(Stored data)
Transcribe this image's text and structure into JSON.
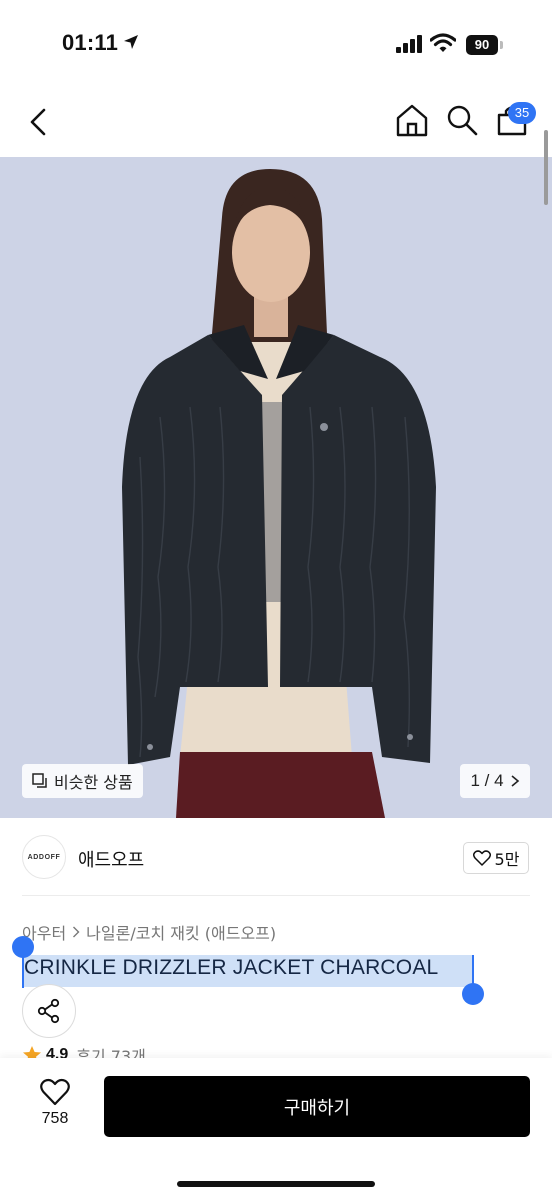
{
  "status_bar": {
    "time": "01:11",
    "battery": "90"
  },
  "header": {
    "cart_count": "35"
  },
  "gallery": {
    "similar_label": "비슷한 상품",
    "pager": "1 / 4"
  },
  "brand": {
    "logo_text": "ADDOFF",
    "name": "애드오프",
    "like_count": "5만"
  },
  "product": {
    "breadcrumb": [
      "아우터",
      "나일론/코치 재킷 (애드오프)"
    ],
    "title": "CRINKLE DRIZZLER JACKET CHARCOAL",
    "rating": "4.9",
    "reviews": "후기 73개"
  },
  "bottom": {
    "wish_count": "758",
    "buy_label": "구매하기"
  },
  "colors": {
    "accent": "#2f74f4",
    "buy_button": "#000000",
    "hero_bg": "#cdd3e6",
    "selection": "#cfe0f7"
  }
}
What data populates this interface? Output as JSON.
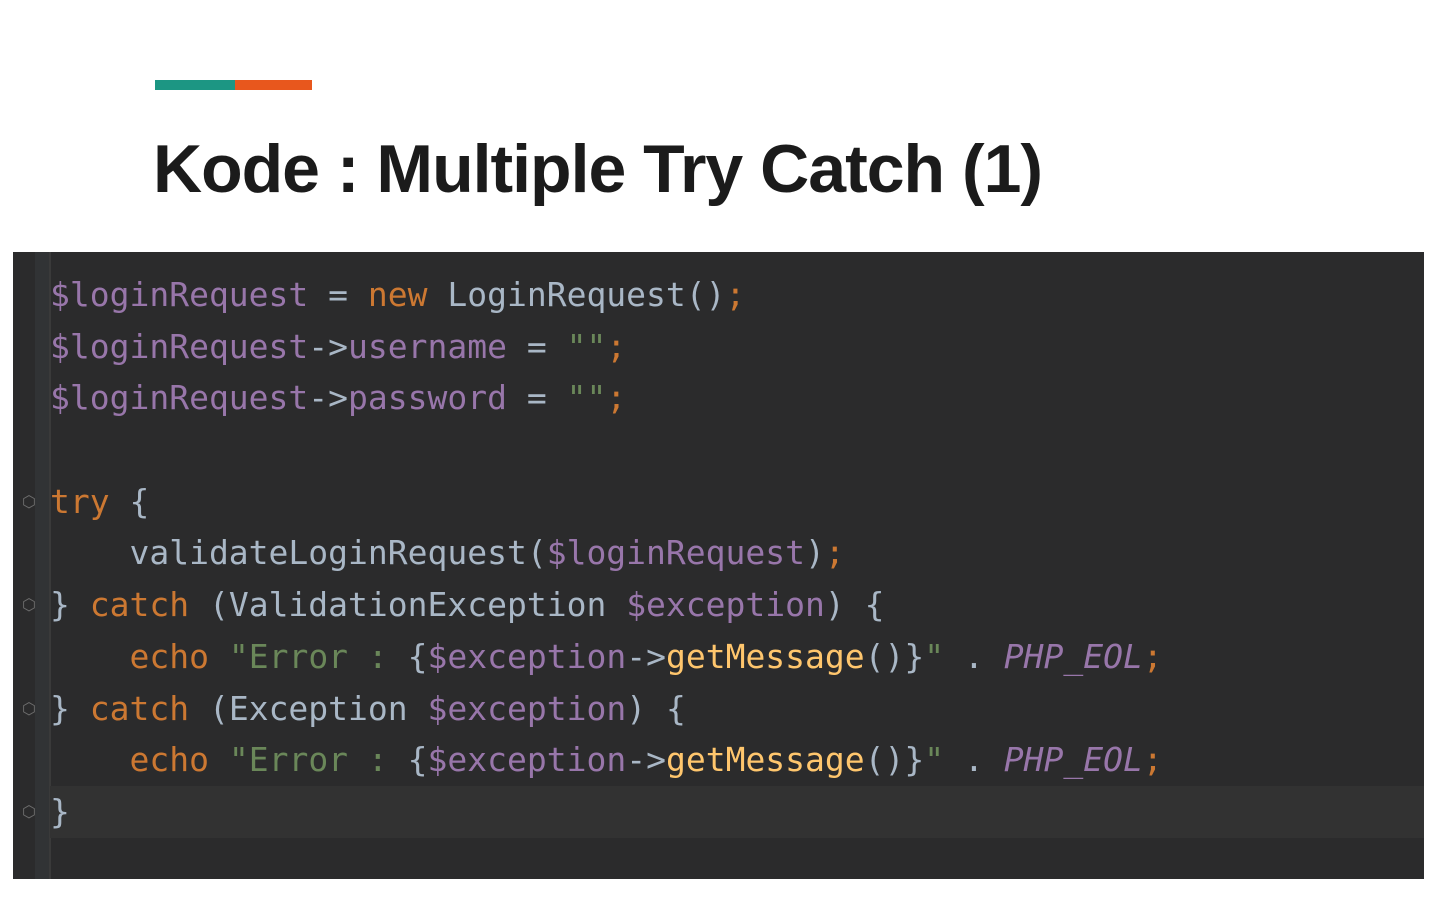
{
  "slide": {
    "accent_colors": [
      "#1c9683",
      "#e8571d"
    ],
    "title": "Kode : Multiple Try Catch (1)"
  },
  "code": {
    "lines": [
      [
        {
          "t": "$loginRequest",
          "c": "var"
        },
        {
          "t": " = ",
          "c": "plain"
        },
        {
          "t": "new",
          "c": "kw"
        },
        {
          "t": " LoginRequest()",
          "c": "plain"
        },
        {
          "t": ";",
          "c": "kw"
        }
      ],
      [
        {
          "t": "$loginRequest",
          "c": "var"
        },
        {
          "t": "->",
          "c": "plain"
        },
        {
          "t": "username",
          "c": "var"
        },
        {
          "t": " = ",
          "c": "plain"
        },
        {
          "t": "\"\"",
          "c": "str"
        },
        {
          "t": ";",
          "c": "kw"
        }
      ],
      [
        {
          "t": "$loginRequest",
          "c": "var"
        },
        {
          "t": "->",
          "c": "plain"
        },
        {
          "t": "password",
          "c": "var"
        },
        {
          "t": " = ",
          "c": "plain"
        },
        {
          "t": "\"\"",
          "c": "str"
        },
        {
          "t": ";",
          "c": "kw"
        }
      ],
      [],
      [
        {
          "t": "try",
          "c": "kw"
        },
        {
          "t": " {",
          "c": "plain"
        }
      ],
      [
        {
          "t": "    validateLoginRequest(",
          "c": "plain"
        },
        {
          "t": "$loginRequest",
          "c": "var"
        },
        {
          "t": ")",
          "c": "plain"
        },
        {
          "t": ";",
          "c": "kw"
        }
      ],
      [
        {
          "t": "} ",
          "c": "plain"
        },
        {
          "t": "catch",
          "c": "kw"
        },
        {
          "t": " (ValidationException ",
          "c": "plain"
        },
        {
          "t": "$exception",
          "c": "var"
        },
        {
          "t": ") {",
          "c": "plain"
        }
      ],
      [
        {
          "t": "    ",
          "c": "plain"
        },
        {
          "t": "echo",
          "c": "kw"
        },
        {
          "t": " ",
          "c": "plain"
        },
        {
          "t": "\"Error : ",
          "c": "str"
        },
        {
          "t": "{",
          "c": "plain"
        },
        {
          "t": "$exception",
          "c": "var"
        },
        {
          "t": "->",
          "c": "plain"
        },
        {
          "t": "getMessage",
          "c": "fn"
        },
        {
          "t": "()}",
          "c": "plain"
        },
        {
          "t": "\"",
          "c": "str"
        },
        {
          "t": " . ",
          "c": "plain"
        },
        {
          "t": "PHP_EOL",
          "c": "const"
        },
        {
          "t": ";",
          "c": "kw"
        }
      ],
      [
        {
          "t": "} ",
          "c": "plain"
        },
        {
          "t": "catch",
          "c": "kw"
        },
        {
          "t": " (Exception ",
          "c": "plain"
        },
        {
          "t": "$exception",
          "c": "var"
        },
        {
          "t": ") {",
          "c": "plain"
        }
      ],
      [
        {
          "t": "    ",
          "c": "plain"
        },
        {
          "t": "echo",
          "c": "kw"
        },
        {
          "t": " ",
          "c": "plain"
        },
        {
          "t": "\"Error : ",
          "c": "str"
        },
        {
          "t": "{",
          "c": "plain"
        },
        {
          "t": "$exception",
          "c": "var"
        },
        {
          "t": "->",
          "c": "plain"
        },
        {
          "t": "getMessage",
          "c": "fn"
        },
        {
          "t": "()}",
          "c": "plain"
        },
        {
          "t": "\"",
          "c": "str"
        },
        {
          "t": " . ",
          "c": "plain"
        },
        {
          "t": "PHP_EOL",
          "c": "const"
        },
        {
          "t": ";",
          "c": "kw"
        }
      ],
      [
        {
          "t": "}",
          "c": "plain"
        }
      ]
    ],
    "fold_markers": [
      4,
      6,
      8,
      10
    ],
    "current_line": 10
  }
}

*Aim*
Only a number is expected here: the count of lines in the listing that hold the string "title".

*Finished task*
2